Set task: Copy all the entries below exactly, but not the pictures.
--- Start of Provided data ---
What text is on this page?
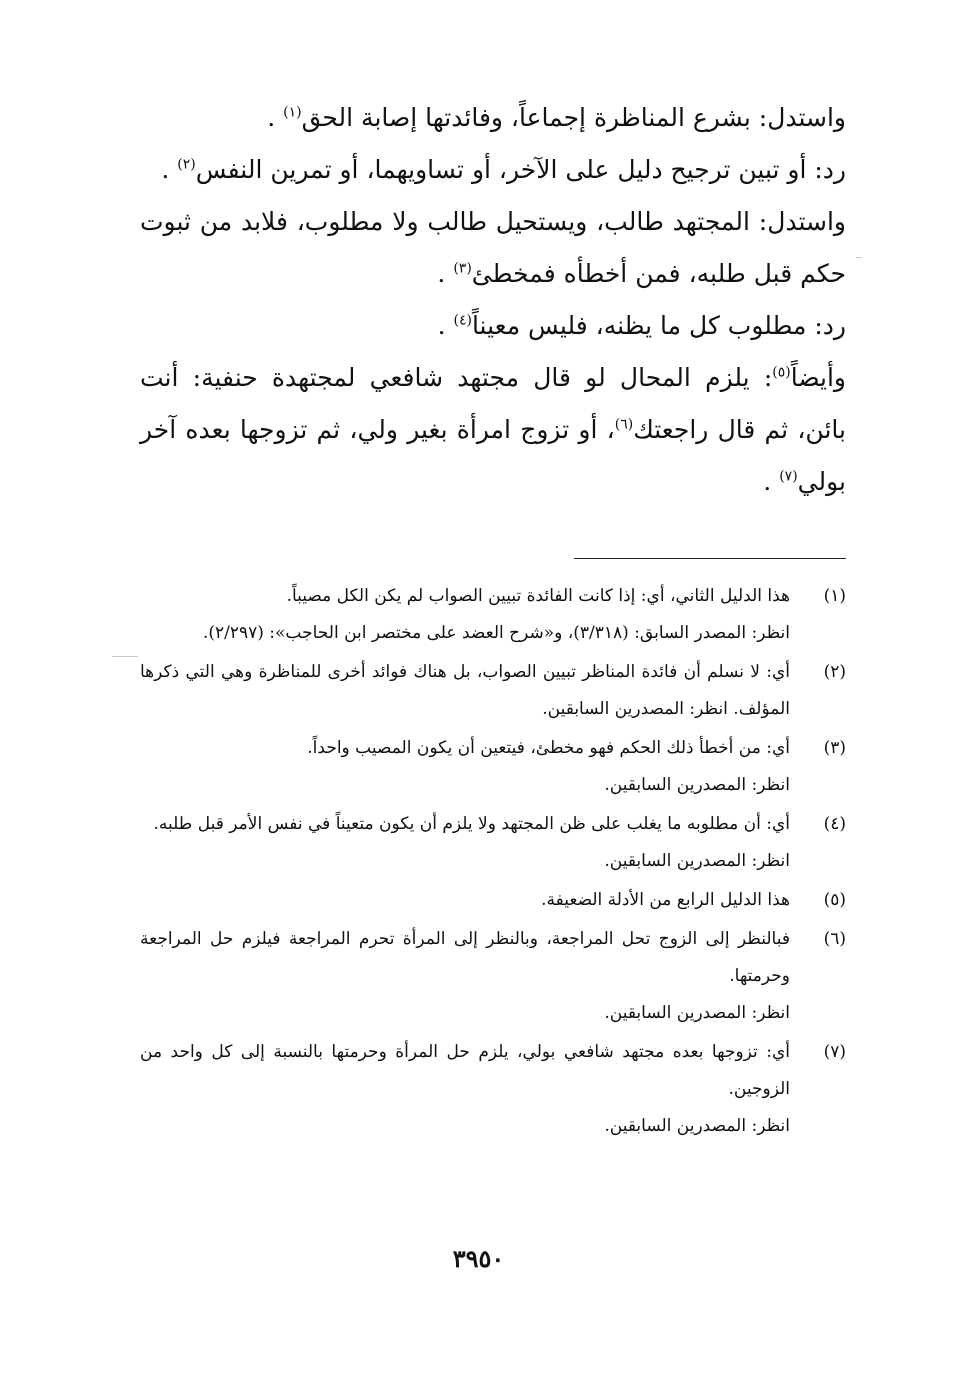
واستدل: بشرع المناظرة إجماعاً، وفائدتها إصابة الحق$^{(١)}$ .

رد: أو تبين ترجيح دليل على الآخر، أو تساويهما، أو تمرين النفس$^{(٢)}$ .

واستدل: المجتهد طالب، ويستحيل طالب ولا مطلوب، فلابد من ثبوت حكم قبل طلبه، فمن أخطأه فمخطئ$^{(٣)}$ .

رد: مطلوب كل ما يظنه، فليس معيناً$^{(٤)}$ .

وأيضاً$^{(٥)}$: يلزم المحال لو قال مجتهد شافعي لمجتهدة حنفية: أنت بائن، ثم قال راجعتك$^{(٦)}$، أو تزوج امرأة بغير ولي، ثم تزوجها بعده آخر بولي$^{(٧)}$ .

(١)
هذا الدليل الثاني، أي: إذا كانت الفائدة تبيين الصواب لم يكن الكل مصيباً.
انظر: المصدر السابق: (٣/٣١٨)، و«شرح العضد على مختصر ابن الحاجب»: (٢/٢٩٧).
(٢)
أي: لا نسلم أن فائدة المناظر تبيين الصواب، بل هناك فوائد أخرى للمناظرة وهي التي ذكرها المؤلف. انظر: المصدرين السابقين.
(٣)
أي: من أخطأ ذلك الحكم فهو مخطئ، فيتعين أن يكون المصيب واحداً.
انظر: المصدرين السابقين.
(٤)
أي: أن مطلوبه ما يغلب على ظن المجتهد ولا يلزم أن يكون متعيناً في نفس الأمر قبل طلبه.
انظر: المصدرين السابقين.
(٥)
هذا الدليل الرابع من الأدلة الضعيفة.
(٦)
فبالنظر إلى الزوج تحل المراجعة، وبالنظر إلى المرأة تحرم المراجعة فيلزم حل المراجعة وحرمتها.
انظر: المصدرين السابقين.
(٧)
أي: تزوجها بعده مجتهد شافعي بولي، يلزم حل المرأة وحرمتها بالنسبة إلى كل واحد من الزوجين.
انظر: المصدرين السابقين.
٣٩٥٠
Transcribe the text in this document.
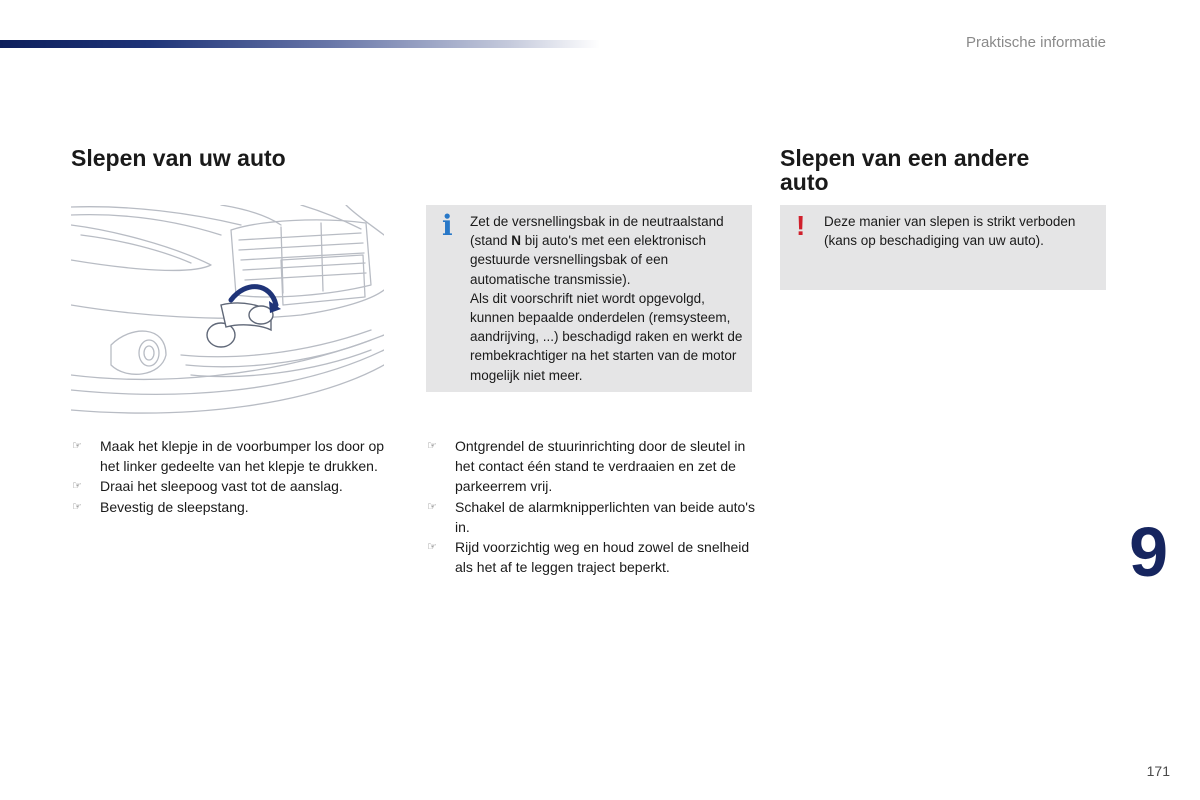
Praktische informatie
Slepen van uw auto	Slepen van een andere auto
i Zet de versnellingsbak in de neutraalstand (stand N bij auto's met een elektronisch gestuurde versnellingsbak of een automatische transmissie).
Als dit voorschrift niet wordt opgevolgd, kunnen bepaalde onderdelen (remsysteem, aandrijving, ...) beschadigd raken en werkt de rembekrachtiger na het starten van de motor mogelijk niet meer.
! Deze manier van slepen is strikt verboden (kans op beschadiging van uw auto).
☞ Maak het klepje in de voorbumper los door op het linker gedeelte van het klepje te drukken.
☞ Draai het sleepoog vast tot de aanslag.
☞ Bevestig de sleepstang.
☞ Ontgrendel de stuurinrichting door de sleutel in het contact één stand te verdraaien en zet de parkeerrem vrij.
☞ Schakel de alarmknipperlichten van beide auto's in.
☞ Rijd voorzichtig weg en houd zowel de snelheid als het af te leggen traject beperkt.	9
171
--- End of Provided data ---
Final result:
What text is on this page?
واستدل: بشرع المناظرة إجماعاً، وفائدتها إصابة الحق$^{(١)}$ .

رد: أو تبين ترجيح دليل على الآخر، أو تساويهما، أو تمرين النفس$^{(٢)}$ .

واستدل: المجتهد طالب، ويستحيل طالب ولا مطلوب، فلابد من ثبوت حكم قبل طلبه، فمن أخطأه فمخطئ$^{(٣)}$ .

رد: مطلوب كل ما يظنه، فليس معيناً$^{(٤)}$ .

وأيضاً$^{(٥)}$: يلزم المحال لو قال مجتهد شافعي لمجتهدة حنفية: أنت بائن، ثم قال راجعتك$^{(٦)}$، أو تزوج امرأة بغير ولي، ثم تزوجها بعده آخر بولي$^{(٧)}$ .

(١)
هذا الدليل الثاني، أي: إذا كانت الفائدة تبيين الصواب لم يكن الكل مصيباً.
انظر: المصدر السابق: (٣/٣١٨)، و«شرح العضد على مختصر ابن الحاجب»: (٢/٢٩٧).
(٢)
أي: لا نسلم أن فائدة المناظر تبيين الصواب، بل هناك فوائد أخرى للمناظرة وهي التي ذكرها المؤلف. انظر: المصدرين السابقين.
(٣)
أي: من أخطأ ذلك الحكم فهو مخطئ، فيتعين أن يكون المصيب واحداً.
انظر: المصدرين السابقين.
(٤)
أي: أن مطلوبه ما يغلب على ظن المجتهد ولا يلزم أن يكون متعيناً في نفس الأمر قبل طلبه.
انظر: المصدرين السابقين.
(٥)
هذا الدليل الرابع من الأدلة الضعيفة.
(٦)
فبالنظر إلى الزوج تحل المراجعة، وبالنظر إلى المرأة تحرم المراجعة فيلزم حل المراجعة وحرمتها.
انظر: المصدرين السابقين.
(٧)
أي: تزوجها بعده مجتهد شافعي بولي، يلزم حل المرأة وحرمتها بالنسبة إلى كل واحد من الزوجين.
انظر: المصدرين السابقين.
٣٩٥٠
Transcribe the text in this document.
Praktische informatie
Slepen van uw auto	Slepen van een andere auto
i Zet de versnellingsbak in de neutraalstand (stand N bij auto's met een elektronisch gestuurde versnellingsbak of een automatische transmissie).
Als dit voorschrift niet wordt opgevolgd, kunnen bepaalde onderdelen (remsysteem, aandrijving, ...) beschadigd raken en werkt de rembekrachtiger na het starten van de motor mogelijk niet meer.
! Deze manier van slepen is strikt verboden (kans op beschadiging van uw auto).
☞ Maak het klepje in de voorbumper los door op het linker gedeelte van het klepje te drukken.
☞ Draai het sleepoog vast tot de aanslag.
☞ Bevestig de sleepstang.
☞ Ontgrendel de stuurinrichting door de sleutel in het contact één stand te verdraaien en zet de parkeerrem vrij.
☞ Schakel de alarmknipperlichten van beide auto's in.
☞ Rijd voorzichtig weg en houd zowel de snelheid als het af te leggen traject beperkt.	9
171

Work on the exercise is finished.